**Description of the task**
Count how many lines of the material hold "this". Respond with that number alone.

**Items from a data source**

== == ==

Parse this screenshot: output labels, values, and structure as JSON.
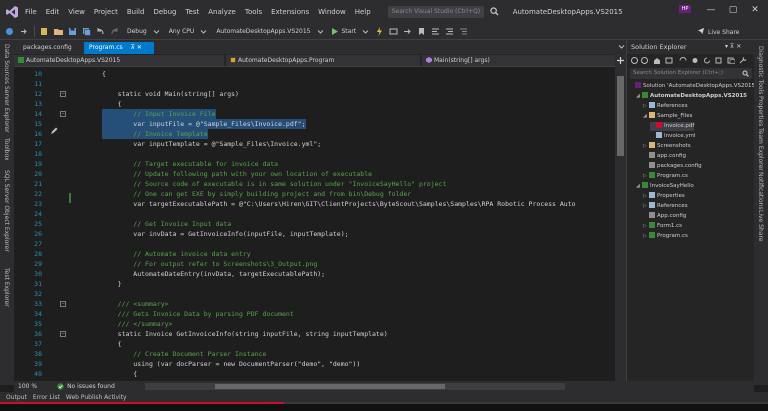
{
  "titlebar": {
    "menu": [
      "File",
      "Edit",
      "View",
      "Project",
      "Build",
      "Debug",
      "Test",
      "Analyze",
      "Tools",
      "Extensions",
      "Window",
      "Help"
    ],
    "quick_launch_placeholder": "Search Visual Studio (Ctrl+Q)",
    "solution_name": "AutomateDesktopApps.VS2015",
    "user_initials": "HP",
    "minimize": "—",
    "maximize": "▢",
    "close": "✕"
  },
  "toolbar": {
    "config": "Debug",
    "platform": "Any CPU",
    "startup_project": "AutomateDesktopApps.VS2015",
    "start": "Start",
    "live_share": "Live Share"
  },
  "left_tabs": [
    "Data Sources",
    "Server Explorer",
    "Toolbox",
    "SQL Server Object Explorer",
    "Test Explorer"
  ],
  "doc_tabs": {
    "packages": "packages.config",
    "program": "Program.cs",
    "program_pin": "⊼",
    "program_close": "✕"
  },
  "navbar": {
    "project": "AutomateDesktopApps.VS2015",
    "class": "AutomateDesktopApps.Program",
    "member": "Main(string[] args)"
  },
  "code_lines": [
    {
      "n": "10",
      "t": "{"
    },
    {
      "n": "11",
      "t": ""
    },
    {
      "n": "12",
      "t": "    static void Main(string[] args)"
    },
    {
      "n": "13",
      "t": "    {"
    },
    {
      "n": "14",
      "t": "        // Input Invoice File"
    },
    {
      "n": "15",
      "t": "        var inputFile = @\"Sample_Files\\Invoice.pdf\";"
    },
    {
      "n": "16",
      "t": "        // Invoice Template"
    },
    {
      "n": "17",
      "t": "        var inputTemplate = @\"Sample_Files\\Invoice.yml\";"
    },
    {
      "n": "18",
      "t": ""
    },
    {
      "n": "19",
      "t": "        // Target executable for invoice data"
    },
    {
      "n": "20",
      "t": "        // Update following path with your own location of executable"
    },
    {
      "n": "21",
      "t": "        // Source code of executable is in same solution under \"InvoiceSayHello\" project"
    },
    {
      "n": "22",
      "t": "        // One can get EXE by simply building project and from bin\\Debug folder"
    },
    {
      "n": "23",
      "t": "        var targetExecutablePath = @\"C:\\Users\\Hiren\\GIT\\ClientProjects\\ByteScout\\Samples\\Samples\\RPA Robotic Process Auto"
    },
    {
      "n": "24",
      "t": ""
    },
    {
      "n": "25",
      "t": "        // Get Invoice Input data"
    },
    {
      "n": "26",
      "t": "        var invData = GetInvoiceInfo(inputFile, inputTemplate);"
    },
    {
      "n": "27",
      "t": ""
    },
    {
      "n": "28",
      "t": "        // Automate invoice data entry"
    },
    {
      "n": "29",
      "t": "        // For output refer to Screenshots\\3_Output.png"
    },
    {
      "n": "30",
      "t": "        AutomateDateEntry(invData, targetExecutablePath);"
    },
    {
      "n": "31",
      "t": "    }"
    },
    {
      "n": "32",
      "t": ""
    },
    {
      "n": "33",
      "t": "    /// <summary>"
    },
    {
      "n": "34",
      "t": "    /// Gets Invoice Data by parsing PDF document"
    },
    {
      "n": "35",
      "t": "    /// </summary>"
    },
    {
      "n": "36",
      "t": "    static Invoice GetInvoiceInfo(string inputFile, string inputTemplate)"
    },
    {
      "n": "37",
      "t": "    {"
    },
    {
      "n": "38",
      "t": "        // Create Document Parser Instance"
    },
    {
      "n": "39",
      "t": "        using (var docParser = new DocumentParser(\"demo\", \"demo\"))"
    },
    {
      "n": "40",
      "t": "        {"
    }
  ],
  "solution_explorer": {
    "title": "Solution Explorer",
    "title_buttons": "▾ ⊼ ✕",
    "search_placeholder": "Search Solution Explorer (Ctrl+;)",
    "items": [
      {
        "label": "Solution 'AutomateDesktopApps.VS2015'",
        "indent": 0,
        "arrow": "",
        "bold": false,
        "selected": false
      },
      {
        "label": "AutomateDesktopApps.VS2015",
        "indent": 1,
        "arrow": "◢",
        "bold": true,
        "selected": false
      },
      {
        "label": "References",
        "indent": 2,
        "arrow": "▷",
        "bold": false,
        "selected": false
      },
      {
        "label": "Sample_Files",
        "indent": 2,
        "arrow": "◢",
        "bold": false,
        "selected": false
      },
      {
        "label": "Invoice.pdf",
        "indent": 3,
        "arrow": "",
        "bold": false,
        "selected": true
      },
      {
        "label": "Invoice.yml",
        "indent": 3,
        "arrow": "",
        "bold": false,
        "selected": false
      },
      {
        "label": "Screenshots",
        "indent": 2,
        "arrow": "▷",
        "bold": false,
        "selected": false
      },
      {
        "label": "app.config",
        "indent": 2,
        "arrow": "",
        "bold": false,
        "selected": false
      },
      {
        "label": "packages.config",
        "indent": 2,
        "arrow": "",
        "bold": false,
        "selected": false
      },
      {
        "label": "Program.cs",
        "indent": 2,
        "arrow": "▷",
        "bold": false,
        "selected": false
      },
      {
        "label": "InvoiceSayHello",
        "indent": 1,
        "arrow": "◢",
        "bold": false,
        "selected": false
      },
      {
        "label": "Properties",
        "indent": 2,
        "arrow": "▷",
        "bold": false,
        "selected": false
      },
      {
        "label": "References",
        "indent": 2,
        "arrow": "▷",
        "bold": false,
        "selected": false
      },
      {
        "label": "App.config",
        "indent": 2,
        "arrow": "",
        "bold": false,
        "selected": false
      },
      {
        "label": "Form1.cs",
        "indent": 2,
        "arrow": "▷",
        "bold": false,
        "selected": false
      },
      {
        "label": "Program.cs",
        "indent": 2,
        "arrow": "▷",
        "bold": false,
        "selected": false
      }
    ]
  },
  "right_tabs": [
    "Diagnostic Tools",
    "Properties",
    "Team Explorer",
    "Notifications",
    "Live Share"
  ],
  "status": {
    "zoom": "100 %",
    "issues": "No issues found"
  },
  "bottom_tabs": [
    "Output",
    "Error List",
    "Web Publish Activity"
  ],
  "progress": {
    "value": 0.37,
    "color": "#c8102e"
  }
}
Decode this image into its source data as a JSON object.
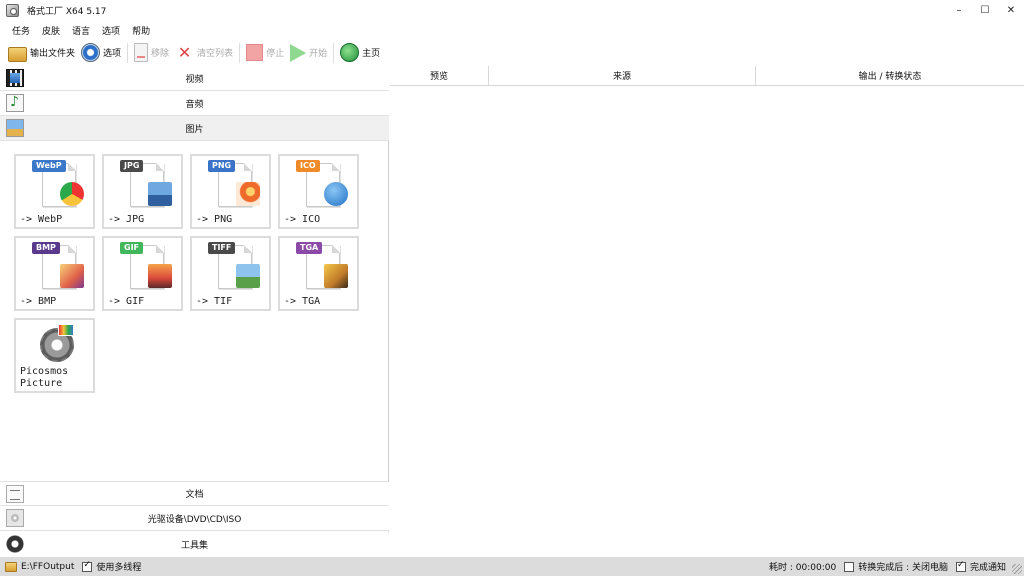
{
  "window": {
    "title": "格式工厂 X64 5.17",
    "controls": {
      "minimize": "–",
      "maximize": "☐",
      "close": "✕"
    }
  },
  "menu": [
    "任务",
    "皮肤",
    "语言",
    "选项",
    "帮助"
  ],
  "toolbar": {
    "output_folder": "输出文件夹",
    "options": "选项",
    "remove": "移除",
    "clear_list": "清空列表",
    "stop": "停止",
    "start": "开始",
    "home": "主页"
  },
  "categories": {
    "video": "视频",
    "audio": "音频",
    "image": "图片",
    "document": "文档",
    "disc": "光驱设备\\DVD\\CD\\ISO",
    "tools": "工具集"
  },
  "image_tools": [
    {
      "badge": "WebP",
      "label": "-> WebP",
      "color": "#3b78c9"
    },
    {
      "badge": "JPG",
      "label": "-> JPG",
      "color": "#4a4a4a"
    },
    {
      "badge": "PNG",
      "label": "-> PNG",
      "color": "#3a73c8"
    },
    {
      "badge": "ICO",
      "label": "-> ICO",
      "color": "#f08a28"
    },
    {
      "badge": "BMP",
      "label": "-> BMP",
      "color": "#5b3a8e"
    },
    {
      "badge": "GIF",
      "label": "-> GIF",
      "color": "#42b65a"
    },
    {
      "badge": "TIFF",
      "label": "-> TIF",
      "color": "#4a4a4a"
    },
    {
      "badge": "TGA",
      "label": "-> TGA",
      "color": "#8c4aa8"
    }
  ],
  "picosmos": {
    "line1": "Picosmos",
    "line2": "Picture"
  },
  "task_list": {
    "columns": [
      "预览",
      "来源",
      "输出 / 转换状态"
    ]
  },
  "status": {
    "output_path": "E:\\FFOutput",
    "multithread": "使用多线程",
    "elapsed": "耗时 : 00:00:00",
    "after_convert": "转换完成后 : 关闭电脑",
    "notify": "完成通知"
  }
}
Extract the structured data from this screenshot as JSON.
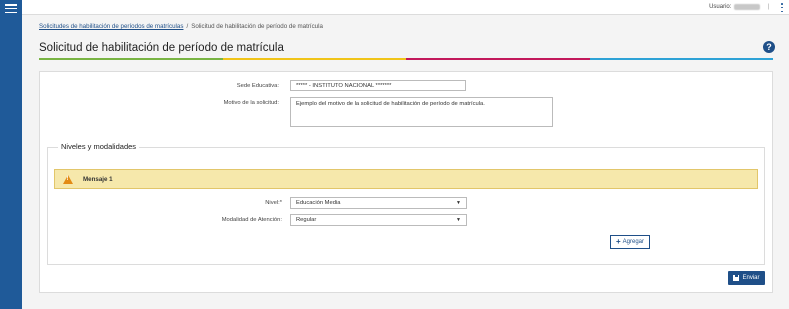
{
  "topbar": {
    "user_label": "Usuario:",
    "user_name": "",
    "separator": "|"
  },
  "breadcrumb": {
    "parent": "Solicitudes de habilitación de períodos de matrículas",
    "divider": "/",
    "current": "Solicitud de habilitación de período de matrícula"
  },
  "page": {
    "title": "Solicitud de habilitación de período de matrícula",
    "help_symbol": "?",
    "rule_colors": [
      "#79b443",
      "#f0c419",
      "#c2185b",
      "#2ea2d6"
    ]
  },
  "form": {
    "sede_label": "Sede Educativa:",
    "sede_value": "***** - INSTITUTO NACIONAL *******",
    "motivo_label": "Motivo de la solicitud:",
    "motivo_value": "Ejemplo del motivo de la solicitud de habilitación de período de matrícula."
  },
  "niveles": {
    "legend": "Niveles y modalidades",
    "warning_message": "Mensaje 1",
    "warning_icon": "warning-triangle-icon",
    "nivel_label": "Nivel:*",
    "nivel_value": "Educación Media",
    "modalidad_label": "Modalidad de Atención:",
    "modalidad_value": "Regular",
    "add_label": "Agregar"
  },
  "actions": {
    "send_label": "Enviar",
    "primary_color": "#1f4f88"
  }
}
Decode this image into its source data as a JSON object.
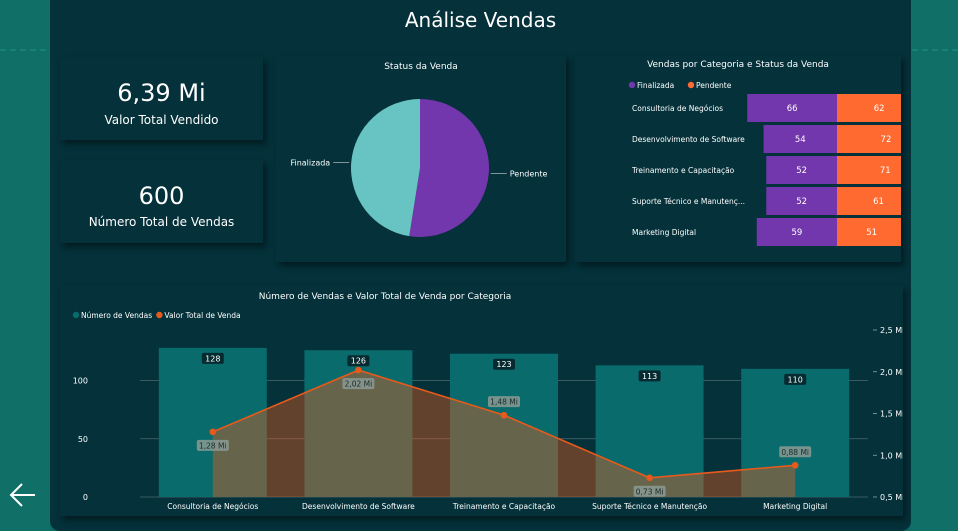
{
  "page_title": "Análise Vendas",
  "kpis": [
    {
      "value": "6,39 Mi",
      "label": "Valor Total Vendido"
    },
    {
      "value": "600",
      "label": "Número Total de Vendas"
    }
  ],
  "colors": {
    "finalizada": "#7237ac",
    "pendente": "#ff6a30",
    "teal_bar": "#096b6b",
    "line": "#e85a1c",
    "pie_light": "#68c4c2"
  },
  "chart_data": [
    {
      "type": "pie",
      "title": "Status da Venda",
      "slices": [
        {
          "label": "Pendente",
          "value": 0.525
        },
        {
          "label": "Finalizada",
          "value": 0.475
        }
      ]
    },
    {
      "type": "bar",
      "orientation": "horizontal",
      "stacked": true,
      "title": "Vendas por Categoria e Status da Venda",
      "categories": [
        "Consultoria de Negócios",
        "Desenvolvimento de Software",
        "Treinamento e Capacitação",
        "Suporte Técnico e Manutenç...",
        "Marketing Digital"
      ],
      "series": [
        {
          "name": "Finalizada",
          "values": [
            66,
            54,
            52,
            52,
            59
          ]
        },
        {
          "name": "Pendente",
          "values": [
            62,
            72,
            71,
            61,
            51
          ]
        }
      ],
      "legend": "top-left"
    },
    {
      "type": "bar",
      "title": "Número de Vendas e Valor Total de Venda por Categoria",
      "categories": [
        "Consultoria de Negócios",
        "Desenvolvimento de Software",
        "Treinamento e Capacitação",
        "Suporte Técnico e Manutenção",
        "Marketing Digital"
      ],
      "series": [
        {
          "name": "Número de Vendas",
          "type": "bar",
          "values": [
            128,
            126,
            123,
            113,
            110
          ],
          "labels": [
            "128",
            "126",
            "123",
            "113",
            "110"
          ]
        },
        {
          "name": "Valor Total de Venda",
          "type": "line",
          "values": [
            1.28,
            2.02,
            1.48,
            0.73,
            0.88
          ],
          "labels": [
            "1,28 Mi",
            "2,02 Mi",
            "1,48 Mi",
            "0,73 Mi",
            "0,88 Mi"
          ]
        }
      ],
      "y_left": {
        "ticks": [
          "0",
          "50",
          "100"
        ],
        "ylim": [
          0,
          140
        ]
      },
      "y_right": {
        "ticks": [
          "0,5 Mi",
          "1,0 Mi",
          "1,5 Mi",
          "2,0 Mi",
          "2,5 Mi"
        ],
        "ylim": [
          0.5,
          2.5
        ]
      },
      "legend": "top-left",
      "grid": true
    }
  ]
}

== == ==

**Correct response**
4